> _WHAT IS ASKED_
Pull every line of the entries that has the word "JSON".

> _PROVIDED RECORDS_
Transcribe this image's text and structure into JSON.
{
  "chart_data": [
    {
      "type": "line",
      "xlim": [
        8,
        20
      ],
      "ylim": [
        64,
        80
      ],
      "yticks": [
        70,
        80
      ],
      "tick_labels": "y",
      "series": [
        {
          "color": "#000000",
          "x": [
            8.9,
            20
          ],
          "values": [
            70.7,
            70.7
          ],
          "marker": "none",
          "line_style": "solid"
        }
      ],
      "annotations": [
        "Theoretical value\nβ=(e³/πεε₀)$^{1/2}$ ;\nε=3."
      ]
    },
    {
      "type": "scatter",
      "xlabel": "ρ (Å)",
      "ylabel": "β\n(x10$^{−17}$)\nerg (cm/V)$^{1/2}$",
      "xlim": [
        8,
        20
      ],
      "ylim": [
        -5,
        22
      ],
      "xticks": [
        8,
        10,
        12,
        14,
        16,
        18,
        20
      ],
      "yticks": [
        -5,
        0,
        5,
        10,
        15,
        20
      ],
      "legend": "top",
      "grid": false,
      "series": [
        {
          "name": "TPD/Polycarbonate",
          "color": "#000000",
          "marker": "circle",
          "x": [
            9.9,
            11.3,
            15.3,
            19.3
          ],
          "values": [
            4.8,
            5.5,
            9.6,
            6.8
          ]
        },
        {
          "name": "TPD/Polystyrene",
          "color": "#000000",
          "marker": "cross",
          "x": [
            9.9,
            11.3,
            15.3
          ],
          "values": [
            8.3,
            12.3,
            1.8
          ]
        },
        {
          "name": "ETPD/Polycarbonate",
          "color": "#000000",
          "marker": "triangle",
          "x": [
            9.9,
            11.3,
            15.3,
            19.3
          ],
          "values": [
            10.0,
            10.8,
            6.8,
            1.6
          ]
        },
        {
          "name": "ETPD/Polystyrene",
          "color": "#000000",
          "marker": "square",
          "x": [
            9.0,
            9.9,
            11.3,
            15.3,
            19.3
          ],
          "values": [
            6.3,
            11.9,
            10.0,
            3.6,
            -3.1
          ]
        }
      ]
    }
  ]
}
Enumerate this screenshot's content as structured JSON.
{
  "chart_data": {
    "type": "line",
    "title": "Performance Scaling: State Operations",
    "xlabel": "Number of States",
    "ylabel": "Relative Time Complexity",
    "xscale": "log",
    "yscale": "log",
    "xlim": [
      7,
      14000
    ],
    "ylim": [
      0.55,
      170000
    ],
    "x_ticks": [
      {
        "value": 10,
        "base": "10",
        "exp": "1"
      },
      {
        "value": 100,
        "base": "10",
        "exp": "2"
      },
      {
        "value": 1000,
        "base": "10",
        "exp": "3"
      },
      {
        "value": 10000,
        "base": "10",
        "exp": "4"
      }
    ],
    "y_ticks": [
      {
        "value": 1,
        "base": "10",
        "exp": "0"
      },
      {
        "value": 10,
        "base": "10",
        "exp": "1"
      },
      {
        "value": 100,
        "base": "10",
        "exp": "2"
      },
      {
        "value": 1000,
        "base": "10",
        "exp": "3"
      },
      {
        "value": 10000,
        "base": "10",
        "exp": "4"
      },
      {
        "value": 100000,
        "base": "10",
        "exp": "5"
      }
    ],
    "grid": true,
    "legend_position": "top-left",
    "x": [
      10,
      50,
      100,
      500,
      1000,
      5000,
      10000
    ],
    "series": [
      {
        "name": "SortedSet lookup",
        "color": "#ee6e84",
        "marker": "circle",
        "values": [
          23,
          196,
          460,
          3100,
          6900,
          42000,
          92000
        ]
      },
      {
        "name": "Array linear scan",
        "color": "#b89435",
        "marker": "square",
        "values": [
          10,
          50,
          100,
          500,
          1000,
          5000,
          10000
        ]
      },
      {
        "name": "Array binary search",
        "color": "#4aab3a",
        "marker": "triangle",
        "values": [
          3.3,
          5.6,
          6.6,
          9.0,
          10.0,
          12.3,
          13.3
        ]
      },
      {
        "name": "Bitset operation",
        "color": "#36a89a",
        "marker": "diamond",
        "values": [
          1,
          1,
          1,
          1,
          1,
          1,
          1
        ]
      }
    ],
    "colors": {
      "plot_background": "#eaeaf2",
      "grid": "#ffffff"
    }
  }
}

> _ANSWER FOR THIS EXERCISE_
Transcribe this image's text and structure into JSON.
Enumerate this screenshot's content as structured JSON.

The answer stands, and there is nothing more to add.